*Exercise task*
Every line that holds "name" should be shown.

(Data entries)
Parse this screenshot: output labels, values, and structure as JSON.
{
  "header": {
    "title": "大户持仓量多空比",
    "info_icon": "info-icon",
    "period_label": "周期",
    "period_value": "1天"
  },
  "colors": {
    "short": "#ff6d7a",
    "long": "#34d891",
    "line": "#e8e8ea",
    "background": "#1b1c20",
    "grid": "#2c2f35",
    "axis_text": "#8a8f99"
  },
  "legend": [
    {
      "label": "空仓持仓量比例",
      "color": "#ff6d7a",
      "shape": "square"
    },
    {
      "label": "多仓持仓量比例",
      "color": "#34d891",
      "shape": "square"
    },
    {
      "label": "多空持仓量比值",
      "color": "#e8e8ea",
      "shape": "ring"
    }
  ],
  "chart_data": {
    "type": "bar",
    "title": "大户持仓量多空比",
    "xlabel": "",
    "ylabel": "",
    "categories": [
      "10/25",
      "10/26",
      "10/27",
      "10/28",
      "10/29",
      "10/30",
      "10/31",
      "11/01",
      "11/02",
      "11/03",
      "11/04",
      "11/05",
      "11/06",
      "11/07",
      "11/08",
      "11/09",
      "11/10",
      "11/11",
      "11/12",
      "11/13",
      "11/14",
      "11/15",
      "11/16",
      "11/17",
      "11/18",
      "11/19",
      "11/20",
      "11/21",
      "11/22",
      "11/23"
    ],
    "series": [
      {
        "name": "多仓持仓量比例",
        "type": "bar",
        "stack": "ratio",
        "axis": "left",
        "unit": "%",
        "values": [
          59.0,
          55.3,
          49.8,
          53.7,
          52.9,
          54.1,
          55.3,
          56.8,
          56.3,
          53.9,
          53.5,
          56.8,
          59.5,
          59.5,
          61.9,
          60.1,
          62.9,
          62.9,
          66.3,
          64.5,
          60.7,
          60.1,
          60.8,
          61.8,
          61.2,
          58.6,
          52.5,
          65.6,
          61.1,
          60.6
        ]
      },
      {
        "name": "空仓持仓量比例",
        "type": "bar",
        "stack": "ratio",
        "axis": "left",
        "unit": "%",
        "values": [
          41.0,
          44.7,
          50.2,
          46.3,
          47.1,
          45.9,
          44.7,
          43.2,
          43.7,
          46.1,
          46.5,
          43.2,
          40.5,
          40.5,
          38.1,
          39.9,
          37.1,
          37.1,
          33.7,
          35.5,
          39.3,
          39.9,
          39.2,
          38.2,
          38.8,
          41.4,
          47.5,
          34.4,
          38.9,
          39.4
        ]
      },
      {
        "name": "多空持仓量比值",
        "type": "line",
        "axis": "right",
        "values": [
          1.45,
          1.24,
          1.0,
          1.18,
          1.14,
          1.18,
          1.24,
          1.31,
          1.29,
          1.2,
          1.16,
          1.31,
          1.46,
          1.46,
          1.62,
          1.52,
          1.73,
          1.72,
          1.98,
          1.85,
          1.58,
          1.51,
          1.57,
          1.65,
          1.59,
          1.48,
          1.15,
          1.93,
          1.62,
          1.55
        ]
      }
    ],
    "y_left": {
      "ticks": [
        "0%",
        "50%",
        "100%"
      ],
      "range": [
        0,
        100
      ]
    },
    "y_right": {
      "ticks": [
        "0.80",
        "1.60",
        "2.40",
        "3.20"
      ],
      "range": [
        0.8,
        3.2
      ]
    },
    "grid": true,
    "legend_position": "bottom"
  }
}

*Result of the task*
        "name": "多仓持仓量比例",
        "name": "空仓持仓量比例",
        "name": "多空持仓量比值",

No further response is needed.